Task brief
Print out each record below, unaltered and complete, without its images.

-------

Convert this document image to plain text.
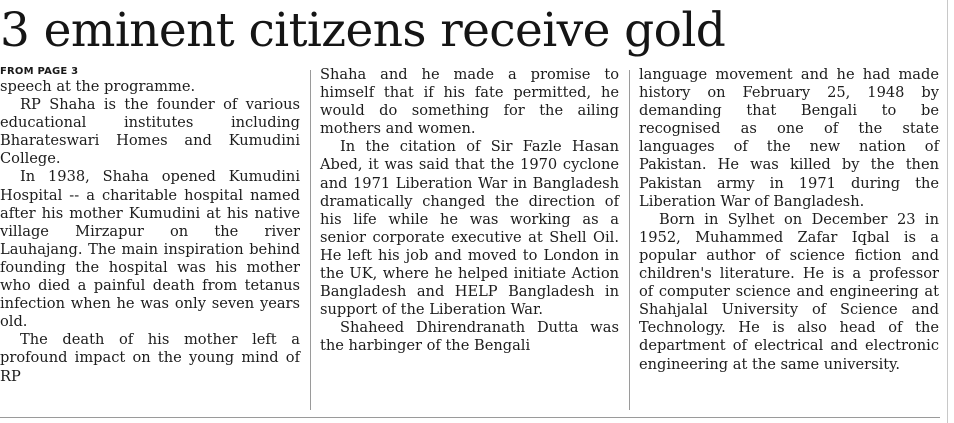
3 eminent citizens receive gold
FROM PAGE 3

speech at the programme.

RP Shaha is the founder of various educational institutes including Bharateswari Homes and Kumudini College.

In 1938, Shaha opened Kumudini Hospital -- a charitable hospital named after his mother Kumudini at his native village Mirzapur on the river Lauhajang. The main inspiration behind founding the hospital was his mother who died a painful death from tetanus infection when he was only seven years old.

The death of his mother left a profound impact on the young mind of RP

Shaha and he made a promise to himself that if his fate permitted, he would do something for the ailing mothers and women.

In the citation of Sir Fazle Hasan Abed, it was said that the 1970 cyclone and 1971 Liberation War in Bangladesh dramatically changed the direction of his life while he was working as a senior corporate executive at Shell Oil. He left his job and moved to London in the UK, where he helped initiate Action Bangladesh and HELP Bangladesh in support of the Liberation War.

Shaheed Dhirendranath Dutta was the harbinger of the Bengali

language movement and he had made history on February 25, 1948 by demanding that Bengali to be recognised as one of the state languages of the new nation of Pakistan. He was killed by the then Pakistan army in 1971 during the Liberation War of Bangladesh.

Born in Sylhet on December 23 in 1952, Muhammed Zafar Iqbal is a popular author of science fiction and children's literature. He is a professor of computer science and engineering at Shahjalal University of Science and Technology. He is also head of the department of electrical and electronic engineering at the same university.
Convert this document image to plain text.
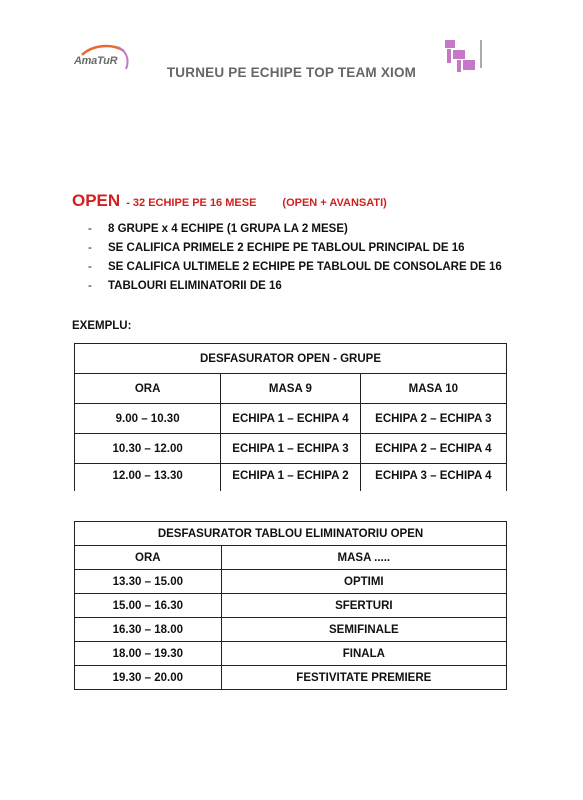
AmaTuR
TURNEU PE ECHIPE TOP TEAM XIOM
OPEN - 32 ECHIPE PE 16 MESE (OPEN + AVANSATI)
- 8 GRUPE x 4 ECHIPE (1 GRUPA LA 2 MESE)
- SE CALIFICA PRIMELE 2 ECHIPE PE TABLOUL PRINCIPAL DE 16
- SE CALIFICA ULTIMELE 2 ECHIPE PE TABLOUL DE CONSOLARE DE 16
- TABLOURI ELIMINATORII DE 16
EXEMPLU:
DESFASURATOR OPEN - GRUPE		
ORA	MASA 9	MASA 10
9.00 – 10.30	ECHIPA 1 – ECHIPA 4	ECHIPA 2 – ECHIPA 3
10.30 – 12.00	ECHIPA 1 – ECHIPA 3	ECHIPA 2 – ECHIPA 4
12.00 – 13.30	ECHIPA 1 – ECHIPA 2	ECHIPA 3 – ECHIPA 4
DESFASURATOR TABLOU ELIMINATORIU OPEN	
ORA	MASA .....
13.30 – 15.00	OPTIMI
15.00 – 16.30	SFERTURI
16.30 – 18.00	SEMIFINALE
18.00 – 19.30	FINALA
19.30 – 20.00	FESTIVITATE PREMIERE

-------

Expected answer
Convert this document image to plain text.
3 eminent citizens receive gold
FROM PAGE 3

speech at the programme.

RP Shaha is the founder of various educational institutes including Bharateswari Homes and Kumudini College.

In 1938, Shaha opened Kumudini Hospital -- a charitable hospital named after his mother Kumudini at his native village Mirzapur on the river Lauhajang. The main inspiration behind founding the hospital was his mother who died a painful death from tetanus infection when he was only seven years old.

The death of his mother left a profound impact on the young mind of RP

Shaha and he made a promise to himself that if his fate permitted, he would do something for the ailing mothers and women.

In the citation of Sir Fazle Hasan Abed, it was said that the 1970 cyclone and 1971 Liberation War in Bangladesh dramatically changed the direction of his life while he was working as a senior corporate executive at Shell Oil. He left his job and moved to London in the UK, where he helped initiate Action Bangladesh and HELP Bangladesh in support of the Liberation War.

Shaheed Dhirendranath Dutta was the harbinger of the Bengali

language movement and he had made history on February 25, 1948 by demanding that Bengali to be recognised as one of the state languages of the new nation of Pakistan. He was killed by the then Pakistan army in 1971 during the Liberation War of Bangladesh.

Born in Sylhet on December 23 in 1952, Muhammed Zafar Iqbal is a popular author of science fiction and children's literature. He is a professor of computer science and engineering at Shahjalal University of Science and Technology. He is also head of the department of electrical and electronic engineering at the same university.
Convert this document image to plain text.
AmaTuR
TURNEU PE ECHIPE TOP TEAM XIOM
OPEN - 32 ECHIPE PE 16 MESE (OPEN + AVANSATI)
- 8 GRUPE x 4 ECHIPE (1 GRUPA LA 2 MESE)
- SE CALIFICA PRIMELE 2 ECHIPE PE TABLOUL PRINCIPAL DE 16
- SE CALIFICA ULTIMELE 2 ECHIPE PE TABLOUL DE CONSOLARE DE 16
- TABLOURI ELIMINATORII DE 16
EXEMPLU:
DESFASURATOR OPEN - GRUPE		
ORA	MASA 9	MASA 10
9.00 – 10.30	ECHIPA 1 – ECHIPA 4	ECHIPA 2 – ECHIPA 3
10.30 – 12.00	ECHIPA 1 – ECHIPA 3	ECHIPA 2 – ECHIPA 4
12.00 – 13.30	ECHIPA 1 – ECHIPA 2	ECHIPA 3 – ECHIPA 4
DESFASURATOR TABLOU ELIMINATORIU OPEN	
ORA	MASA .....
13.30 – 15.00	OPTIMI
15.00 – 16.30	SFERTURI
16.30 – 18.00	SEMIFINALE
18.00 – 19.30	FINALA
19.30 – 20.00	FESTIVITATE PREMIERE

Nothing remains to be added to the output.